Your task is to gather the lines below that hold the string "object".

* * * *

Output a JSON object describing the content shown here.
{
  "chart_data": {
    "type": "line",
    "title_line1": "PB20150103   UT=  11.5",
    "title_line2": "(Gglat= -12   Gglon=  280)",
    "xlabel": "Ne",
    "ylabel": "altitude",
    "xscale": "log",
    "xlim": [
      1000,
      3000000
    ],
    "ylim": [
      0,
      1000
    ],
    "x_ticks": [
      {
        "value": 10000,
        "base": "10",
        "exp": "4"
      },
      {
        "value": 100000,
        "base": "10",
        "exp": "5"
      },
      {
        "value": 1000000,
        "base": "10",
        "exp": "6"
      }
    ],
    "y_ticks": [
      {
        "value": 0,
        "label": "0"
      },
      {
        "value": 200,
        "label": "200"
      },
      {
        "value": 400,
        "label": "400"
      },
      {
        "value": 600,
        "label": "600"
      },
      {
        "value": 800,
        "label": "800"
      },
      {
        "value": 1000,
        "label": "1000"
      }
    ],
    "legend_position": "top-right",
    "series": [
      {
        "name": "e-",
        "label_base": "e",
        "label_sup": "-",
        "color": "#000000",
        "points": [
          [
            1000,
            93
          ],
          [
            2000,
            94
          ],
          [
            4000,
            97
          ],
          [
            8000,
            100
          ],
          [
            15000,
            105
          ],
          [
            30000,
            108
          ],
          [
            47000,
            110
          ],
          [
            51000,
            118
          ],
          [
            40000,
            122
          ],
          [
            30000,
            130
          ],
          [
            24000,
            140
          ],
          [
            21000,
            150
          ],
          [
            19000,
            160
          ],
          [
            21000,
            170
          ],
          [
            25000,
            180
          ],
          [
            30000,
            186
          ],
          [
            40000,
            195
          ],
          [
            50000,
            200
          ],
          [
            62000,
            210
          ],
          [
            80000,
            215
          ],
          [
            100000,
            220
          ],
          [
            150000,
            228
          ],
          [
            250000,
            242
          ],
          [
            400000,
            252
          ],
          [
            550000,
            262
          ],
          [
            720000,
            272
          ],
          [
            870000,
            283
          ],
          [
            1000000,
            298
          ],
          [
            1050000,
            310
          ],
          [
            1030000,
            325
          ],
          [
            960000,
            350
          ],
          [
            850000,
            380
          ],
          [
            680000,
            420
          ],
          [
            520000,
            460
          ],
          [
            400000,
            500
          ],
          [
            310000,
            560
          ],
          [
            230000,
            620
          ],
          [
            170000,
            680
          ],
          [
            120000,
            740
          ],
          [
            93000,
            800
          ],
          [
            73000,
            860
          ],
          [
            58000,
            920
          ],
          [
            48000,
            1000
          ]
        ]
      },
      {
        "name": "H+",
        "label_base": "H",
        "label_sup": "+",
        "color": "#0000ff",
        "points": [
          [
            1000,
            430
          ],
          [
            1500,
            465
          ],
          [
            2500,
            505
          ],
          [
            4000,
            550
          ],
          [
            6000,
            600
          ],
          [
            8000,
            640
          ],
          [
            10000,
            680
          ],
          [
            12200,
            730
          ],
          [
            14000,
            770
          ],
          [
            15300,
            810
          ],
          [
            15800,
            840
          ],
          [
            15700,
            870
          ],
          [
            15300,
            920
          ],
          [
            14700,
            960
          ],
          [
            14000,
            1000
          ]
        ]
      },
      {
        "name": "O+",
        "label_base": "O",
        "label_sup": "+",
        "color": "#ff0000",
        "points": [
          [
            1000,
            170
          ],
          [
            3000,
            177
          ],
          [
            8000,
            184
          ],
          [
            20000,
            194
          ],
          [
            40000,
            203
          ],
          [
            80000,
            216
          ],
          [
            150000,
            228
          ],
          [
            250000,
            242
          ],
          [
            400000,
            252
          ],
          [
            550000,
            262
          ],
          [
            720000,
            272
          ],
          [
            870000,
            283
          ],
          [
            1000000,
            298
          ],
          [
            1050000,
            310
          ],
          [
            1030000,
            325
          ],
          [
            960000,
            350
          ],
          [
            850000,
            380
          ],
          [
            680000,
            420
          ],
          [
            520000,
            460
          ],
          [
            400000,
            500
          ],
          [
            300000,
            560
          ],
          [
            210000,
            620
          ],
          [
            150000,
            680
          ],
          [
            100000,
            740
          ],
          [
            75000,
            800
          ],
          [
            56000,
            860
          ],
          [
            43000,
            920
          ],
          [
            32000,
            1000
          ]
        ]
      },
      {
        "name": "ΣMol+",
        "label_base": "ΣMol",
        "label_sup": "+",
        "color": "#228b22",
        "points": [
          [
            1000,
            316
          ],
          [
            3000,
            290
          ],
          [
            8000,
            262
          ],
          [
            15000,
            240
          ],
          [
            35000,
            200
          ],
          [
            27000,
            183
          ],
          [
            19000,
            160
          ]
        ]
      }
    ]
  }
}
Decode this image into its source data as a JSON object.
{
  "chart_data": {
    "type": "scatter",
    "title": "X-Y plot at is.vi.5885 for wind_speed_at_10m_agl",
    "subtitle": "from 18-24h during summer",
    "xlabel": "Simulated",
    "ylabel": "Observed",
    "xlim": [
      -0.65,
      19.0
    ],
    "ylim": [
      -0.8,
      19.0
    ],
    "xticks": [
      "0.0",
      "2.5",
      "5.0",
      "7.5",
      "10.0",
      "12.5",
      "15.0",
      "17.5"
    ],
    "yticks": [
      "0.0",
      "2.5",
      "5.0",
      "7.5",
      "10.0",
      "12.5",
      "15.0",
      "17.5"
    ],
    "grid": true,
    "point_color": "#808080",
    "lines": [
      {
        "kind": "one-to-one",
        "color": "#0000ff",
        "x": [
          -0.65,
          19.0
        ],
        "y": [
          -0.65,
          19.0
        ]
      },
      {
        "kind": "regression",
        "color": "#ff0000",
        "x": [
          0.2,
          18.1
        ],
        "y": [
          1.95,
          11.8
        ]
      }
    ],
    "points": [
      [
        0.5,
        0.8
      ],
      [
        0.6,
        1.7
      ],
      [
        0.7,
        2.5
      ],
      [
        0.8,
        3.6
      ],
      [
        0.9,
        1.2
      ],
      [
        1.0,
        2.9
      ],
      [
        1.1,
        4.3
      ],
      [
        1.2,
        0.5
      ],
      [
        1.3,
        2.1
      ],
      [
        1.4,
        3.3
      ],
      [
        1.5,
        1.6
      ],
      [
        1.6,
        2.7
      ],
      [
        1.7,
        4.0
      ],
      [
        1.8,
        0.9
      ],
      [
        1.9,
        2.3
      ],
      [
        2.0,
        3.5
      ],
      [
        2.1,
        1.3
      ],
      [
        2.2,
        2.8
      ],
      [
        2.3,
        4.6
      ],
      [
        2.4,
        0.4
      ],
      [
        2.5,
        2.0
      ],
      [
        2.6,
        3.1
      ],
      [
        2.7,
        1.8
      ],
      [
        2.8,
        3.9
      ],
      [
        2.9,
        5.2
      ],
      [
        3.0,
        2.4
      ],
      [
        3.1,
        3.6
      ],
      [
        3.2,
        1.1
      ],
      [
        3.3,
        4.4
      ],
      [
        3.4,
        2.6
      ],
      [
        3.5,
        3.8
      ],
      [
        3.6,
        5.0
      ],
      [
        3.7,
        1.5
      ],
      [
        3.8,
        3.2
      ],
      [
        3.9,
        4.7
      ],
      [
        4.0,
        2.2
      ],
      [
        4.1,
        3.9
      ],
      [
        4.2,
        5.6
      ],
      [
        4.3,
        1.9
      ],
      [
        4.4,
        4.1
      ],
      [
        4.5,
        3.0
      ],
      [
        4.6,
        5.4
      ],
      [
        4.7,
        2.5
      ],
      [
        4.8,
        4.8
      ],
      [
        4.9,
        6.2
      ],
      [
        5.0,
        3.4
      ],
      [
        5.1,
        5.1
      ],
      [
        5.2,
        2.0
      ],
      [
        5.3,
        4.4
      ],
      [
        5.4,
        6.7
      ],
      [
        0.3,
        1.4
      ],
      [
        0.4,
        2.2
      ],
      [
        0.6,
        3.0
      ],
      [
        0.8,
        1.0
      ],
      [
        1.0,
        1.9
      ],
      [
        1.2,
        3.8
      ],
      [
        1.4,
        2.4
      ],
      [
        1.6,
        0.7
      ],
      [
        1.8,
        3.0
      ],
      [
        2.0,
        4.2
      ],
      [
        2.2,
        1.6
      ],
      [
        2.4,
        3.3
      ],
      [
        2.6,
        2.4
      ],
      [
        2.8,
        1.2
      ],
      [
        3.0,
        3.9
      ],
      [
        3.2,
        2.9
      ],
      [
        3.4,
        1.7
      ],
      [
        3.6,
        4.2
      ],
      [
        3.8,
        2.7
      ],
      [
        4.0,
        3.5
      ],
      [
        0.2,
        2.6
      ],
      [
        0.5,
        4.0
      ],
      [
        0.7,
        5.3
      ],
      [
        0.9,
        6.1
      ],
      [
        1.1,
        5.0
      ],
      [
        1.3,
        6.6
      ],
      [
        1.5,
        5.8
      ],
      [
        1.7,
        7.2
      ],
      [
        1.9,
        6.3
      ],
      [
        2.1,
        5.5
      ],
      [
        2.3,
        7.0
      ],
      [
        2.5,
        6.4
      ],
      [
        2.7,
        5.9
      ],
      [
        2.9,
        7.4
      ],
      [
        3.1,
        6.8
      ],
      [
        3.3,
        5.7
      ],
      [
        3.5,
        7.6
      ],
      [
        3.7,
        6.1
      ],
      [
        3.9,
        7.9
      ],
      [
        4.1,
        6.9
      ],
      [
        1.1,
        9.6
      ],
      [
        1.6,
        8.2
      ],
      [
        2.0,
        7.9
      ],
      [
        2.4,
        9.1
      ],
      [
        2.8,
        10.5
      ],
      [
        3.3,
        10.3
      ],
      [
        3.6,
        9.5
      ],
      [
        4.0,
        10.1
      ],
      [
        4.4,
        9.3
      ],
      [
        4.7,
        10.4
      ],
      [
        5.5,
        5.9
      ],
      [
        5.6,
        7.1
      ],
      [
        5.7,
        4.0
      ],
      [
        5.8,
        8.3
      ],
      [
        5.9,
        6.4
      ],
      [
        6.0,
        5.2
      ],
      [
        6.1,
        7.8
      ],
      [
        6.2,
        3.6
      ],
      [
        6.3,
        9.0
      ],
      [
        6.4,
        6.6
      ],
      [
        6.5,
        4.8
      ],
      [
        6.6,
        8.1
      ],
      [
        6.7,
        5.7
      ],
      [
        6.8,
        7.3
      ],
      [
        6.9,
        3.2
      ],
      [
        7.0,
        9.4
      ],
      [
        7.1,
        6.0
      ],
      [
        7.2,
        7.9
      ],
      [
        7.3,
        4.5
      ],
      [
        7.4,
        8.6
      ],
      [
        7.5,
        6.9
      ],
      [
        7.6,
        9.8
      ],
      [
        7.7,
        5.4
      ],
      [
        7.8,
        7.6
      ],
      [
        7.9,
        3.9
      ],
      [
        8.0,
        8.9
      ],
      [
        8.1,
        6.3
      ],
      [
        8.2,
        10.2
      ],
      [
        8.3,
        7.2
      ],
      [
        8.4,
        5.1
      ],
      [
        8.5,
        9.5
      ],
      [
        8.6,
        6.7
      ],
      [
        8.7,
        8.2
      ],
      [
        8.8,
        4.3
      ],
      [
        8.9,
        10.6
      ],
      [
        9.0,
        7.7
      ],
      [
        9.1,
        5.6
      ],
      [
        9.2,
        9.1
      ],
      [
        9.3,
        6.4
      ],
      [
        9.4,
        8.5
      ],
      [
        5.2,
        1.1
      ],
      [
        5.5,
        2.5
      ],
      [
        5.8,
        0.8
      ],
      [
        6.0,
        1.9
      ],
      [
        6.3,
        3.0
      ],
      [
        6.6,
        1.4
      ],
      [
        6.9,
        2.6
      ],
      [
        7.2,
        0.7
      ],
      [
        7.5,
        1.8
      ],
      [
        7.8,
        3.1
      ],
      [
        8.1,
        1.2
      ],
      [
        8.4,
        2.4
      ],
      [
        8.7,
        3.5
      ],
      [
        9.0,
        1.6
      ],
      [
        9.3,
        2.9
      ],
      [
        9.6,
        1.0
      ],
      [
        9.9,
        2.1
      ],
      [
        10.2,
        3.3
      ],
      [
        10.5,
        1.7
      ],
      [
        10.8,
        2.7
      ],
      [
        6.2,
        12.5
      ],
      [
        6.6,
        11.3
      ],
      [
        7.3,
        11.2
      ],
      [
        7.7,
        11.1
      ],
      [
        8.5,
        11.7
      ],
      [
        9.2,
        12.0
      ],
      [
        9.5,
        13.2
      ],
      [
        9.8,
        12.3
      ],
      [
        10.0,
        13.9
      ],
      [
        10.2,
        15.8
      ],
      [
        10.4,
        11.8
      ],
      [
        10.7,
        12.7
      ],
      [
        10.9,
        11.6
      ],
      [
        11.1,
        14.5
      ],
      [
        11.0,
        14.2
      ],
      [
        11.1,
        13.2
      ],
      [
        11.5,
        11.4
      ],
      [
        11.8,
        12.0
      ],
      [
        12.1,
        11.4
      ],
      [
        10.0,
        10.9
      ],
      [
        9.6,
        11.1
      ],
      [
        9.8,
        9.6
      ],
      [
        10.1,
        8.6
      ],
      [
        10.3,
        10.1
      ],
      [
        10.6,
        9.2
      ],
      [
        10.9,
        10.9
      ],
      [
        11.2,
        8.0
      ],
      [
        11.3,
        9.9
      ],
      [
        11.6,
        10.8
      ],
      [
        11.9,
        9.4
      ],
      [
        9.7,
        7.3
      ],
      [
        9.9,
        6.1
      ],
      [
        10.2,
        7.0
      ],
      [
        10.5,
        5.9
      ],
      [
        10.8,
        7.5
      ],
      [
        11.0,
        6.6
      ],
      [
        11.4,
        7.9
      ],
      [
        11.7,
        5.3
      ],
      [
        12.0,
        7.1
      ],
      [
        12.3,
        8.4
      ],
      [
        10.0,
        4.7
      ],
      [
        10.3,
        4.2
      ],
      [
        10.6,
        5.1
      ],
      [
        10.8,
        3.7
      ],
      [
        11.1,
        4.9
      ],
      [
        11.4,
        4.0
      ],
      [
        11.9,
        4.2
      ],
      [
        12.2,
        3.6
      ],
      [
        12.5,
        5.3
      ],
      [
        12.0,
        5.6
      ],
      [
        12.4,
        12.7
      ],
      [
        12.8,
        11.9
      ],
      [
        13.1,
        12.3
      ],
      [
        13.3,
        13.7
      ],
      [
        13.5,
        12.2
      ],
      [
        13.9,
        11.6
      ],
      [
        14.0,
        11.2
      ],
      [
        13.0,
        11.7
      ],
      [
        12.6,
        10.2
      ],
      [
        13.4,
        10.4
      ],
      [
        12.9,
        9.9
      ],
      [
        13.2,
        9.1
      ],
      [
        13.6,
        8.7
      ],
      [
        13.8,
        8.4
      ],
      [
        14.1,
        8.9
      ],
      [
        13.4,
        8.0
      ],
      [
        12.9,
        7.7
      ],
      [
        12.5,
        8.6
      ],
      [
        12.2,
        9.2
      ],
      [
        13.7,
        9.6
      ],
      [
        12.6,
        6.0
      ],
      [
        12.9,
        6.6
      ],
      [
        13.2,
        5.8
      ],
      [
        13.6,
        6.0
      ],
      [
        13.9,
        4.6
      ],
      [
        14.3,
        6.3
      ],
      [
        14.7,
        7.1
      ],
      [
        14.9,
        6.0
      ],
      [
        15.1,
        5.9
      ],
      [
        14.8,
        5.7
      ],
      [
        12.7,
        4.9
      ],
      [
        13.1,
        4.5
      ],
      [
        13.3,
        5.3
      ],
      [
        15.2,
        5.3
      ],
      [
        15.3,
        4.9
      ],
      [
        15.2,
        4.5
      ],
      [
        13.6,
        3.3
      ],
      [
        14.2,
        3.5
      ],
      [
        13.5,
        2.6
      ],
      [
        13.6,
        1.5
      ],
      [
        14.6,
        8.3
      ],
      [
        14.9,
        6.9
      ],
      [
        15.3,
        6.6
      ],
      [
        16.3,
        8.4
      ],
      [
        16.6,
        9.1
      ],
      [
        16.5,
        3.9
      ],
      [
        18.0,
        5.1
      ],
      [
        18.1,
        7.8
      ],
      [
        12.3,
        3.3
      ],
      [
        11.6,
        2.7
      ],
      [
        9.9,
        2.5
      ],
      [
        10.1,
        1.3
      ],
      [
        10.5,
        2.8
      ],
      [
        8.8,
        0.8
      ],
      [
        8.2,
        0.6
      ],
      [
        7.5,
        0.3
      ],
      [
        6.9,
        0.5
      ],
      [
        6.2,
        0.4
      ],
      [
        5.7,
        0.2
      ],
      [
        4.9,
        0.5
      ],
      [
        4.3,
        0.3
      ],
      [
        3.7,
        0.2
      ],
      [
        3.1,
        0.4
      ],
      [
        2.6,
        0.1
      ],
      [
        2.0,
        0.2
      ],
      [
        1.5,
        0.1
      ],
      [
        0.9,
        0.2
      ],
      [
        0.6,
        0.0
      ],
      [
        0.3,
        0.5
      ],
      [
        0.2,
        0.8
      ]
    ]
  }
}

* * * *

▶ **Response to the task**
Output a JSON object describing the content shown here.
Decode this image into its source data as a JSON object.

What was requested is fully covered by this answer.